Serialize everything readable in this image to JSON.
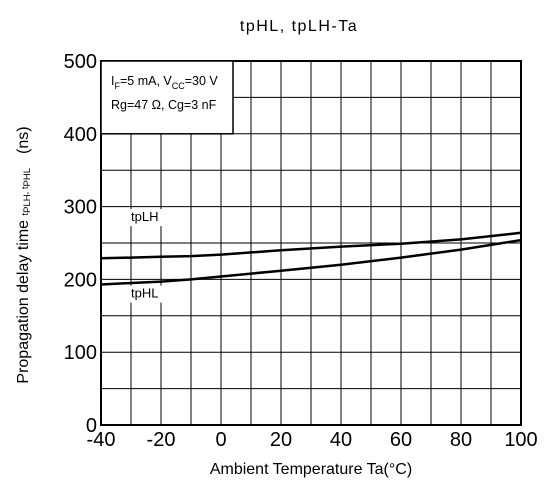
{
  "chart_data": {
    "type": "line",
    "title": "tpHL, tpLH-Ta",
    "xlabel": "Ambient Temperature Ta(°C)",
    "ylabel": {
      "main": "Propagation delay time",
      "sym1": "t",
      "sub1": "PLH",
      "sep": ",  ",
      "sym2": "t",
      "sub2": "PHL",
      "unit": "(ns)"
    },
    "xlim": [
      -40,
      100
    ],
    "ylim": [
      0,
      500
    ],
    "x_ticks": [
      "-40",
      "-20",
      "0",
      "20",
      "40",
      "60",
      "80",
      "100"
    ],
    "y_ticks": [
      "0",
      "100",
      "200",
      "300",
      "400",
      "500"
    ],
    "grid": true,
    "legend_box": {
      "line1": {
        "a": "I",
        "a_sub": "F",
        "b": "=5 mA, V",
        "b_sub": "CC",
        "c": "=30 V"
      },
      "line2": "Rg=47 Ω, Cg=3 nF"
    },
    "series": [
      {
        "name": "tpLH",
        "x": [
          -40,
          -30,
          -20,
          -10,
          0,
          20,
          40,
          60,
          80,
          100
        ],
        "y": [
          229,
          230,
          231,
          232,
          234,
          240,
          245,
          249,
          255,
          264
        ]
      },
      {
        "name": "tpHL",
        "x": [
          -40,
          -30,
          -20,
          -10,
          0,
          20,
          40,
          60,
          80,
          100
        ],
        "y": [
          193,
          195,
          197,
          200,
          204,
          212,
          220,
          230,
          241,
          254
        ]
      }
    ]
  }
}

········

The task:
Extract every line of the data exactly; pictures stay out.

Written answer:
Serialize everything readable in this image to JSON.
{
  "chart_data": {
    "type": "line",
    "title": "tpHL, tpLH-Ta",
    "xlabel": "Ambient Temperature Ta(°C)",
    "ylabel": {
      "main": "Propagation delay time",
      "sym1": "t",
      "sub1": "PLH",
      "sep": ",  ",
      "sym2": "t",
      "sub2": "PHL",
      "unit": "(ns)"
    },
    "xlim": [
      -40,
      100
    ],
    "ylim": [
      0,
      500
    ],
    "x_ticks": [
      "-40",
      "-20",
      "0",
      "20",
      "40",
      "60",
      "80",
      "100"
    ],
    "y_ticks": [
      "0",
      "100",
      "200",
      "300",
      "400",
      "500"
    ],
    "grid": true,
    "legend_box": {
      "line1": {
        "a": "I",
        "a_sub": "F",
        "b": "=5 mA, V",
        "b_sub": "CC",
        "c": "=30 V"
      },
      "line2": "Rg=47 Ω, Cg=3 nF"
    },
    "series": [
      {
        "name": "tpLH",
        "x": [
          -40,
          -30,
          -20,
          -10,
          0,
          20,
          40,
          60,
          80,
          100
        ],
        "y": [
          229,
          230,
          231,
          232,
          234,
          240,
          245,
          249,
          255,
          264
        ]
      },
      {
        "name": "tpHL",
        "x": [
          -40,
          -30,
          -20,
          -10,
          0,
          20,
          40,
          60,
          80,
          100
        ],
        "y": [
          193,
          195,
          197,
          200,
          204,
          212,
          220,
          230,
          241,
          254
        ]
      }
    ]
  }
}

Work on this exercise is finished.